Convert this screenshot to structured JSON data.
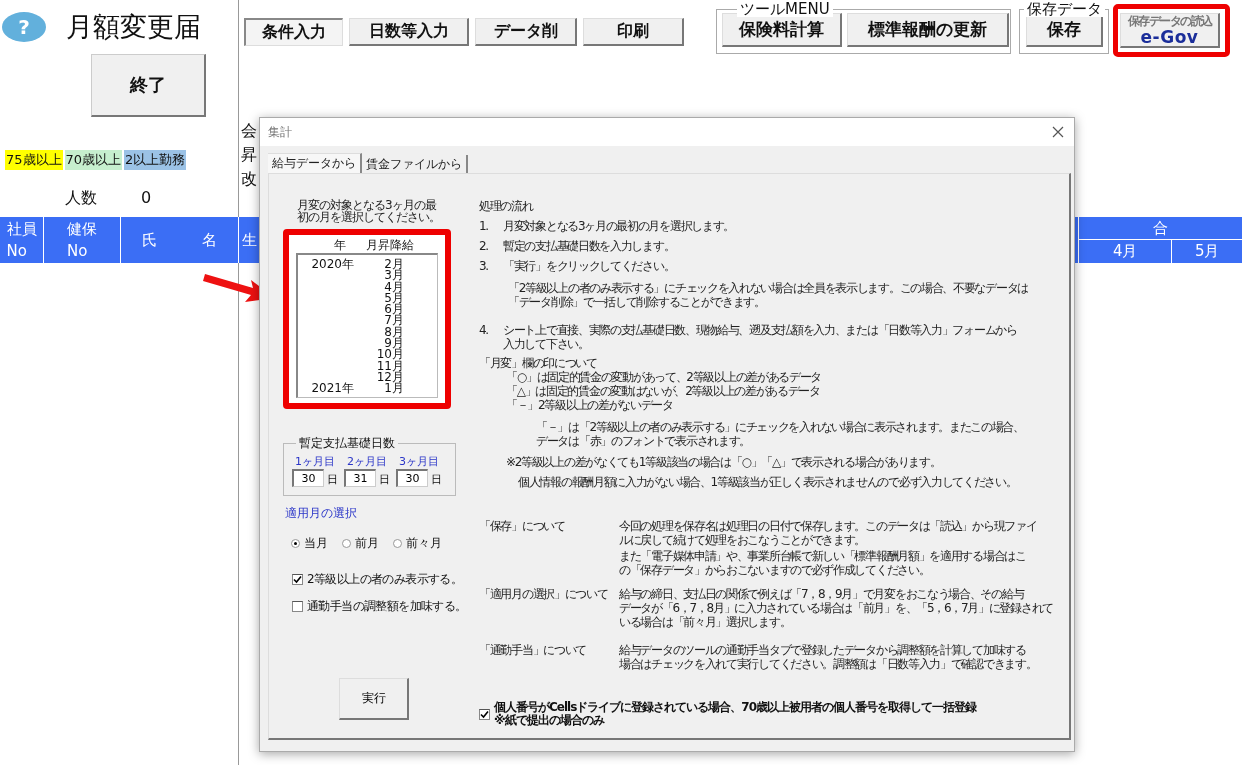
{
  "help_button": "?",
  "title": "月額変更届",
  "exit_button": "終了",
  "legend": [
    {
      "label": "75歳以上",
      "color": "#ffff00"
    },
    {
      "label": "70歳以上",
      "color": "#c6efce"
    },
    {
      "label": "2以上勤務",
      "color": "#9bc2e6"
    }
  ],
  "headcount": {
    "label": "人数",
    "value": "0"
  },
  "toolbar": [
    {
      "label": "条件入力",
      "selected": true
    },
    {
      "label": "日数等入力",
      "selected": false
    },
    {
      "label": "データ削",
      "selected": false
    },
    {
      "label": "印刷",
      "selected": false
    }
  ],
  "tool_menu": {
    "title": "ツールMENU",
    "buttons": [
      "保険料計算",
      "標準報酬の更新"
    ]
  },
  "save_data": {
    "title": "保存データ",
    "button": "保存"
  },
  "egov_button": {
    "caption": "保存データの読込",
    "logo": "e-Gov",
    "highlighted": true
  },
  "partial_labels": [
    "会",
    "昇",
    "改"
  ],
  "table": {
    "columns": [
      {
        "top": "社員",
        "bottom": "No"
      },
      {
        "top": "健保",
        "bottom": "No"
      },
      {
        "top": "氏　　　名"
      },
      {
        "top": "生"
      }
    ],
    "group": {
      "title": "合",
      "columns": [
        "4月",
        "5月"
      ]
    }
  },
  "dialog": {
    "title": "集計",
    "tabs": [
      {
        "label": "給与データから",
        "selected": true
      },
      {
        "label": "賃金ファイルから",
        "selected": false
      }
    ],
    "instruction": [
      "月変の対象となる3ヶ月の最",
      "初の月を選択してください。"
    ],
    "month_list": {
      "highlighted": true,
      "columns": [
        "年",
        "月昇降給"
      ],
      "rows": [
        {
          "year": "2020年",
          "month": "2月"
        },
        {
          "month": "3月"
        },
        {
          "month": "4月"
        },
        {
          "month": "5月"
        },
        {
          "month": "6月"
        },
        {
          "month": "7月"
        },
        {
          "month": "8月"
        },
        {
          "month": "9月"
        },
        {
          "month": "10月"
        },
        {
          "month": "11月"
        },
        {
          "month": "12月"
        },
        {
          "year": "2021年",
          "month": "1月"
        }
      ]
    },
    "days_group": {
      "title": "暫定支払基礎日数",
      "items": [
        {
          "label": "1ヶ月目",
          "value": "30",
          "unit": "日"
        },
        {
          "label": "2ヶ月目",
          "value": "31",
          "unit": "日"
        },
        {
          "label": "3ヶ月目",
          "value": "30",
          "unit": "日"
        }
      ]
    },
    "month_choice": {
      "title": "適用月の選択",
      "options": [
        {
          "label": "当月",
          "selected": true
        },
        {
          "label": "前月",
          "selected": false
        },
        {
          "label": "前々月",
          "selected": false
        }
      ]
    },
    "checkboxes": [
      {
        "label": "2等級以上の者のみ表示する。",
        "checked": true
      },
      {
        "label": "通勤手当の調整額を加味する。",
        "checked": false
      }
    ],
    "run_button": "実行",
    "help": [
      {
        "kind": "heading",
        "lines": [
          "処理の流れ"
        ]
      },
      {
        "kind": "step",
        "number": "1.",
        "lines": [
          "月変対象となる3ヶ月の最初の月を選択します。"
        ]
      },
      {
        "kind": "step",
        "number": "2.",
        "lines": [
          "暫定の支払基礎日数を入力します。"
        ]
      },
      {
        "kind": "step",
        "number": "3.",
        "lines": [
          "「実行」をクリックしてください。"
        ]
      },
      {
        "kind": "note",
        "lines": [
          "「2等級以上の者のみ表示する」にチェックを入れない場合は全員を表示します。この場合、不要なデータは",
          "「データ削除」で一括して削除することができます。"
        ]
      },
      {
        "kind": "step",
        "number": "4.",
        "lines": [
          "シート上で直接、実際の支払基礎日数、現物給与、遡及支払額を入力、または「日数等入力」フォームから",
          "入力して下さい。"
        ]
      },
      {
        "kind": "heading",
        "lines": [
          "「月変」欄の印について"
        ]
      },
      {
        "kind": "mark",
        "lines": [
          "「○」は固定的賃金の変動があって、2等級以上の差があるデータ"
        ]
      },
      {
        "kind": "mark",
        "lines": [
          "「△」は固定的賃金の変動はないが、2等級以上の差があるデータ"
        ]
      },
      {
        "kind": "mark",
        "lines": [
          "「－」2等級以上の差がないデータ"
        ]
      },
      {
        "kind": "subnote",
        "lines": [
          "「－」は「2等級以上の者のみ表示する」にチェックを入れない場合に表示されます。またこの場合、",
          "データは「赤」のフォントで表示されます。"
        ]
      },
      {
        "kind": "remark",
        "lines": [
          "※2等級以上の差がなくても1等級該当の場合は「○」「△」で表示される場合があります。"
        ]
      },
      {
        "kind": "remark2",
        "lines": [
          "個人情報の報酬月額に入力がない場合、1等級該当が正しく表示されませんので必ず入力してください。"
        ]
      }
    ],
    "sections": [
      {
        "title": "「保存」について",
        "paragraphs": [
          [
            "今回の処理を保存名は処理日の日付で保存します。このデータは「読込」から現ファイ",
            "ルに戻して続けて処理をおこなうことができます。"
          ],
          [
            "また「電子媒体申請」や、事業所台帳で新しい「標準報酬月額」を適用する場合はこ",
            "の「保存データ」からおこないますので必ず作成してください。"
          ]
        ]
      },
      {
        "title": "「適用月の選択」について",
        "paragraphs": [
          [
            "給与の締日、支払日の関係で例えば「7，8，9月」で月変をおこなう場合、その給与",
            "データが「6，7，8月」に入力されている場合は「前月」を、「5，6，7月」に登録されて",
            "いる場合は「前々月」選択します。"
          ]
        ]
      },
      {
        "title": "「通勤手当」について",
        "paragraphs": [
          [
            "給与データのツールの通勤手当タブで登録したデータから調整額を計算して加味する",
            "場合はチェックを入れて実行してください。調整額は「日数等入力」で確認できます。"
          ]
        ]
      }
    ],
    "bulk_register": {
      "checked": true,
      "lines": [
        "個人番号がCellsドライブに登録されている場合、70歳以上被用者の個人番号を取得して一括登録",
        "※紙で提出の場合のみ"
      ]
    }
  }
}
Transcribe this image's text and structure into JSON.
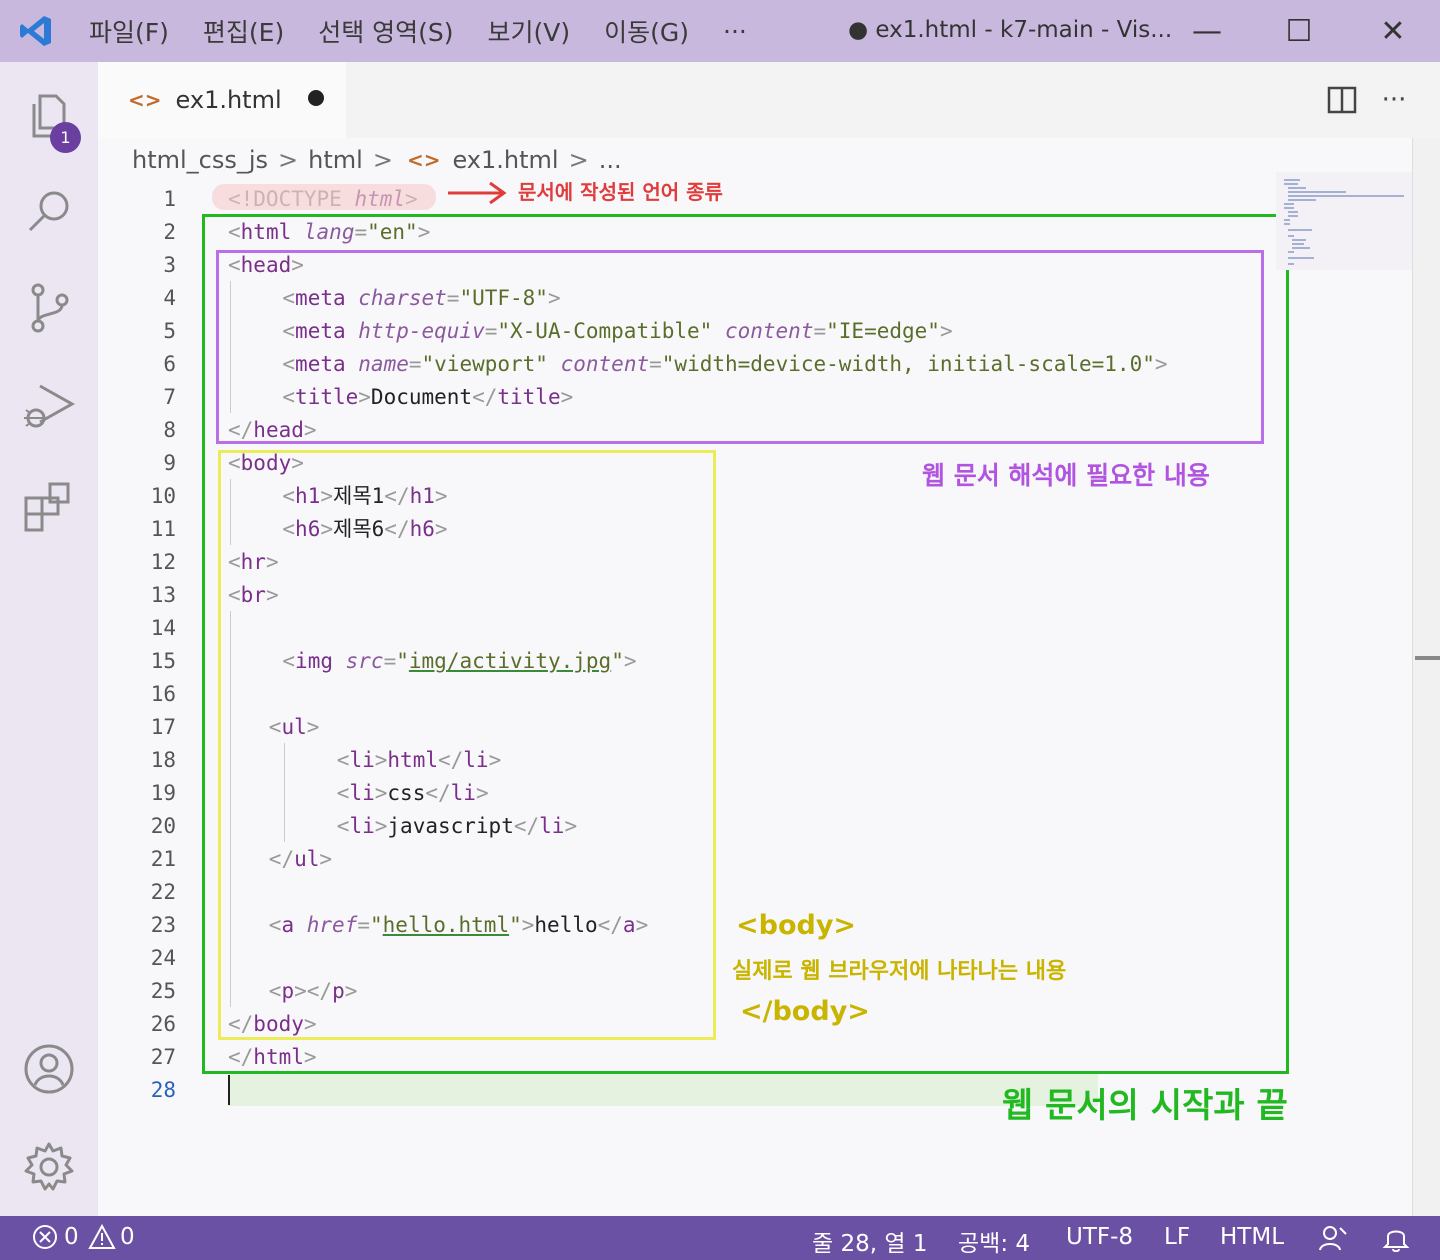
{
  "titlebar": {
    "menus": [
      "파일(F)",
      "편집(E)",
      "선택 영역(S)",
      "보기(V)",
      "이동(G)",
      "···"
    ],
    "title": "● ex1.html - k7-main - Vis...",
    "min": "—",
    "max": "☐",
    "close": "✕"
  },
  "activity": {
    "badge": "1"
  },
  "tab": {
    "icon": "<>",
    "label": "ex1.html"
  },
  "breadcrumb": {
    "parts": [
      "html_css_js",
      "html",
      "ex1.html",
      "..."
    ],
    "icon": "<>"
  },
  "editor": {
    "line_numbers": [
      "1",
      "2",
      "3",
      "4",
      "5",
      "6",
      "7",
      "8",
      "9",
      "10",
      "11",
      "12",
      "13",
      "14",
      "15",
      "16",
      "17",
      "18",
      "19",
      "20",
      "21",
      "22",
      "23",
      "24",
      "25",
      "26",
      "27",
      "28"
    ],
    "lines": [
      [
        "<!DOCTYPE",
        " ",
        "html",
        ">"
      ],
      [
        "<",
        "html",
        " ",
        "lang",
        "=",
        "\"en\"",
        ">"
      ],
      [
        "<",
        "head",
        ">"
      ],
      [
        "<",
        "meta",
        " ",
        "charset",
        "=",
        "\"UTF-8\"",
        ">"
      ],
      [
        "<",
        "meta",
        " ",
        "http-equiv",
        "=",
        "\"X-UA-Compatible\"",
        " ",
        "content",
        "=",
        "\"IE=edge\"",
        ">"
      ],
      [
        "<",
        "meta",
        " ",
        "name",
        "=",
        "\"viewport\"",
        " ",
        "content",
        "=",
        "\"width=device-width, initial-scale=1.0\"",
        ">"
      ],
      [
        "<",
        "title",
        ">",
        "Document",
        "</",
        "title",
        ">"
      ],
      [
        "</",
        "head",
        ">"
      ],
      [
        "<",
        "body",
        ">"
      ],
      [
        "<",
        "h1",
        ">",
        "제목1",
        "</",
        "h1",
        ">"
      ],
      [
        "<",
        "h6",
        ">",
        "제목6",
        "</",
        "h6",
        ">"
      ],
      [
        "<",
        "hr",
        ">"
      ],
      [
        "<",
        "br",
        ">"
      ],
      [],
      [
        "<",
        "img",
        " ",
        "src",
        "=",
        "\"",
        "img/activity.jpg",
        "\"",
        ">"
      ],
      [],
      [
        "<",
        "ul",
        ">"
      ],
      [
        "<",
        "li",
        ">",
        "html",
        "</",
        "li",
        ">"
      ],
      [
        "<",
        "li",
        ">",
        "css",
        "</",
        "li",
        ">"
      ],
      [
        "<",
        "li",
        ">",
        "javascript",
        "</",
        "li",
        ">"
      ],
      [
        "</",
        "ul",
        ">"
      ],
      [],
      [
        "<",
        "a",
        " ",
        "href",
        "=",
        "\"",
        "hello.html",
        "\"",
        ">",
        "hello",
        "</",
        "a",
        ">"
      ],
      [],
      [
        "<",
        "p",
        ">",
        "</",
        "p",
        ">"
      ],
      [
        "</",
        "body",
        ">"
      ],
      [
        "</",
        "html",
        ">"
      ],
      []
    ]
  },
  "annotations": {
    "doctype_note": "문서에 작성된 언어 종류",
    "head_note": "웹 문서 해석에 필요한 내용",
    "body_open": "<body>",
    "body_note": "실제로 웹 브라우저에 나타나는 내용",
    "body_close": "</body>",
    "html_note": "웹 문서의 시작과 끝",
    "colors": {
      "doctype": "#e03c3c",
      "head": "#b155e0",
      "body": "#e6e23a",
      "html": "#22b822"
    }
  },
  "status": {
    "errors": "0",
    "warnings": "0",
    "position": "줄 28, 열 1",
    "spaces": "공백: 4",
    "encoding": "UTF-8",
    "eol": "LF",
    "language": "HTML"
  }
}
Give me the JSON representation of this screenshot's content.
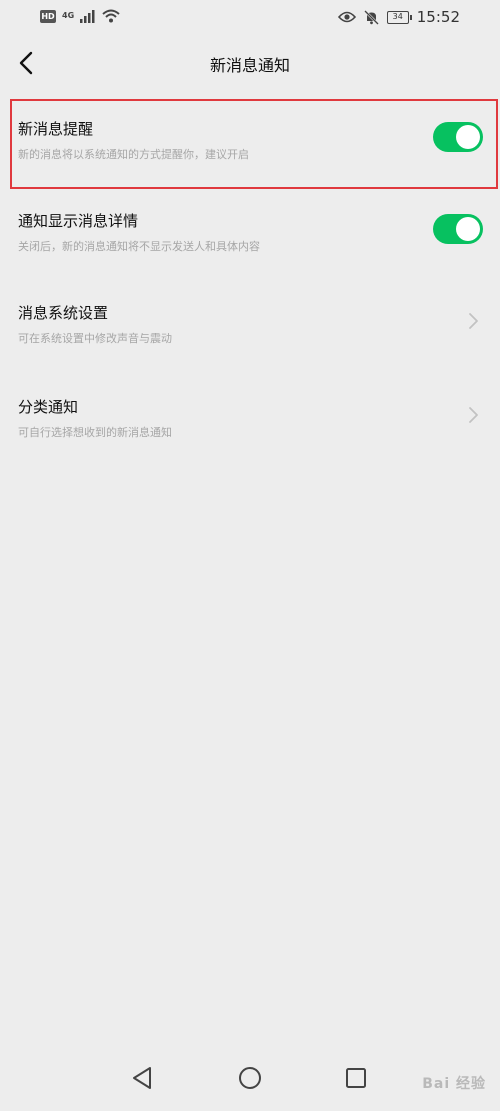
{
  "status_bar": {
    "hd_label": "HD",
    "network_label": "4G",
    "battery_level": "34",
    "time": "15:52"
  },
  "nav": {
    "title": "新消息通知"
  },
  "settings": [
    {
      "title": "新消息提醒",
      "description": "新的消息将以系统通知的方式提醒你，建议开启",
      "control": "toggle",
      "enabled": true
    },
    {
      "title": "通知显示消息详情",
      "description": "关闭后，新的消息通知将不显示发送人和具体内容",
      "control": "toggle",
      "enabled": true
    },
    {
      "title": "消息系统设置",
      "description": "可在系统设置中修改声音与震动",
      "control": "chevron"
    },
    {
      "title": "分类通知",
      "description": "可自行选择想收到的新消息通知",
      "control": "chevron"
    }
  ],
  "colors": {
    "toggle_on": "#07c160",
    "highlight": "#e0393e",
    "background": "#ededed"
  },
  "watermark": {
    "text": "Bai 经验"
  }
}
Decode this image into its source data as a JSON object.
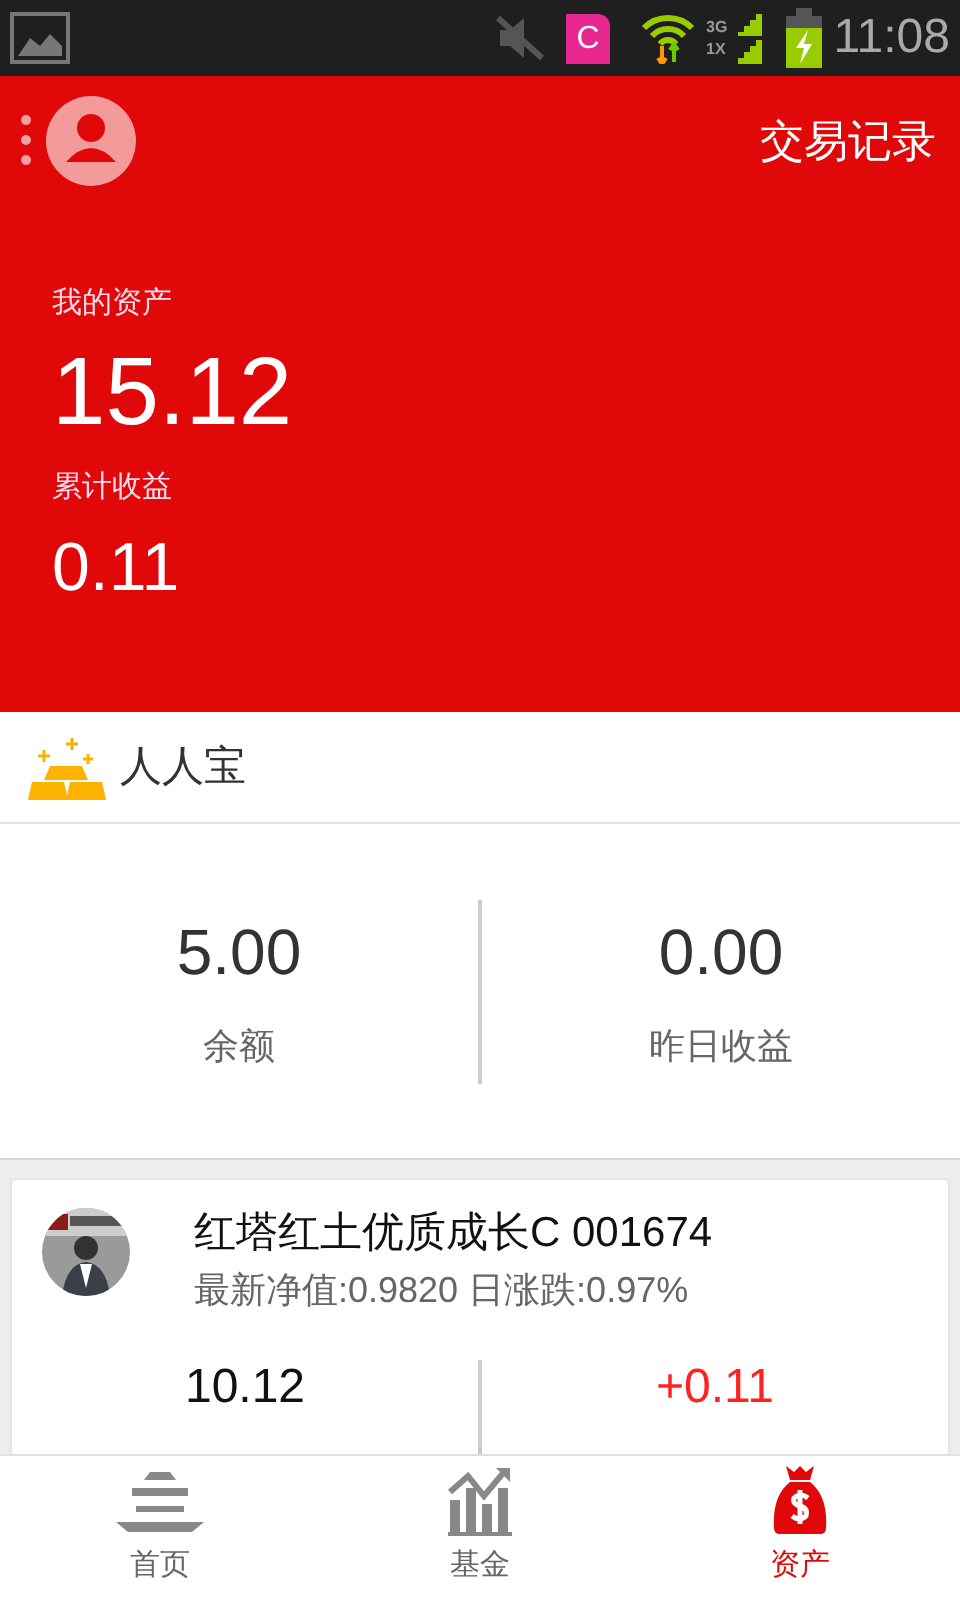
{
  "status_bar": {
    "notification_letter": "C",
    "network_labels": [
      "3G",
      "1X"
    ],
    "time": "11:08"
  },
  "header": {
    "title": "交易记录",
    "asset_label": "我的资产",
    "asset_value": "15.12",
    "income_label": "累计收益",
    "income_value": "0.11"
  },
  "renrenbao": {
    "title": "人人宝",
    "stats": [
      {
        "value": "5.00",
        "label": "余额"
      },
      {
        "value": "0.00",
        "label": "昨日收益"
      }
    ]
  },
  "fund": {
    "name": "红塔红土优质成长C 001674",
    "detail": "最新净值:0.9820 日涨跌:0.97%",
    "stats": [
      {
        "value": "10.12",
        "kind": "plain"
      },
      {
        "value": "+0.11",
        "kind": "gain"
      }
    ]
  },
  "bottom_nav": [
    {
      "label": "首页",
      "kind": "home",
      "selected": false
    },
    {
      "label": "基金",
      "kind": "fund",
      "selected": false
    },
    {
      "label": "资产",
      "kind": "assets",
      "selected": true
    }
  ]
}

※

▶ **Task description**: Only the lines from the line bearing "Decode this image" to the end of the listing above, both inclusive, should be extracted verbatim; the pictures are excluded.

▶ **Correct result**:
Decode this image into its source data as a JSON object.
{
  "status_bar": {
    "notification_letter": "C",
    "network_labels": [
      "3G",
      "1X"
    ],
    "time": "11:08"
  },
  "header": {
    "title": "交易记录",
    "asset_label": "我的资产",
    "asset_value": "15.12",
    "income_label": "累计收益",
    "income_value": "0.11"
  },
  "renrenbao": {
    "title": "人人宝",
    "stats": [
      {
        "value": "5.00",
        "label": "余额"
      },
      {
        "value": "0.00",
        "label": "昨日收益"
      }
    ]
  },
  "fund": {
    "name": "红塔红土优质成长C 001674",
    "detail": "最新净值:0.9820 日涨跌:0.97%",
    "stats": [
      {
        "value": "10.12",
        "kind": "plain"
      },
      {
        "value": "+0.11",
        "kind": "gain"
      }
    ]
  },
  "bottom_nav": [
    {
      "label": "首页",
      "kind": "home",
      "selected": false
    },
    {
      "label": "基金",
      "kind": "fund",
      "selected": false
    },
    {
      "label": "资产",
      "kind": "assets",
      "selected": true
    }
  ]
}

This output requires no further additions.